_WHAT NEEDS TO BE DONE_
Write out the entire listing below exactly as it appears, minus any pictures.

_EXERCISE MATERIALS_
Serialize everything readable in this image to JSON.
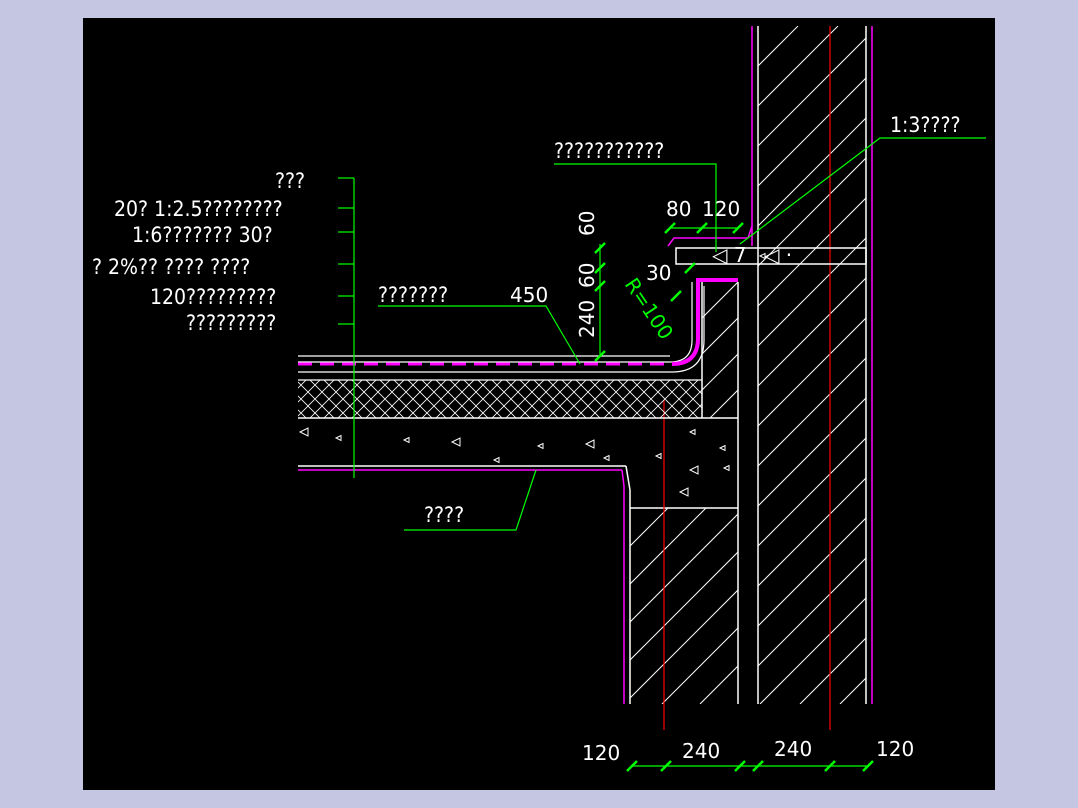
{
  "colors": {
    "background": "#c4c6e2",
    "canvas": "#000000",
    "structure": "#ffffff",
    "leader": "#00ff00",
    "membrane": "#ff00ff",
    "axis": "#ff0000"
  },
  "labels": {
    "layer1": "???",
    "layer2": "20? 1:2.5????????",
    "layer3": "1:6???????   30?",
    "layer4": "? 2%?? ????  ????",
    "layer5": "120?????????",
    "layer6": "?????????",
    "membrane": "???????",
    "membrane_len": "450",
    "flashing": "???????????",
    "mortar": "1:3????",
    "slab": "????"
  },
  "dims": {
    "h60a": "60",
    "h60b": "60",
    "h240": "240",
    "d80": "80",
    "d120": "120",
    "d30": "30",
    "radius": "R=100",
    "b120l": "120",
    "b240a": "240",
    "b240b": "240",
    "b120r": "120"
  }
}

_REPLY_
Serialize everything readable in this image to JSON.
{
  "colors": {
    "background": "#c4c6e2",
    "canvas": "#000000",
    "structure": "#ffffff",
    "leader": "#00ff00",
    "membrane": "#ff00ff",
    "axis": "#ff0000"
  },
  "labels": {
    "layer1": "???",
    "layer2": "20? 1:2.5????????",
    "layer3": "1:6???????   30?",
    "layer4": "? 2%?? ????  ????",
    "layer5": "120?????????",
    "layer6": "?????????",
    "membrane": "???????",
    "membrane_len": "450",
    "flashing": "???????????",
    "mortar": "1:3????",
    "slab": "????"
  },
  "dims": {
    "h60a": "60",
    "h60b": "60",
    "h240": "240",
    "d80": "80",
    "d120": "120",
    "d30": "30",
    "radius": "R=100",
    "b120l": "120",
    "b240a": "240",
    "b240b": "240",
    "b120r": "120"
  }
}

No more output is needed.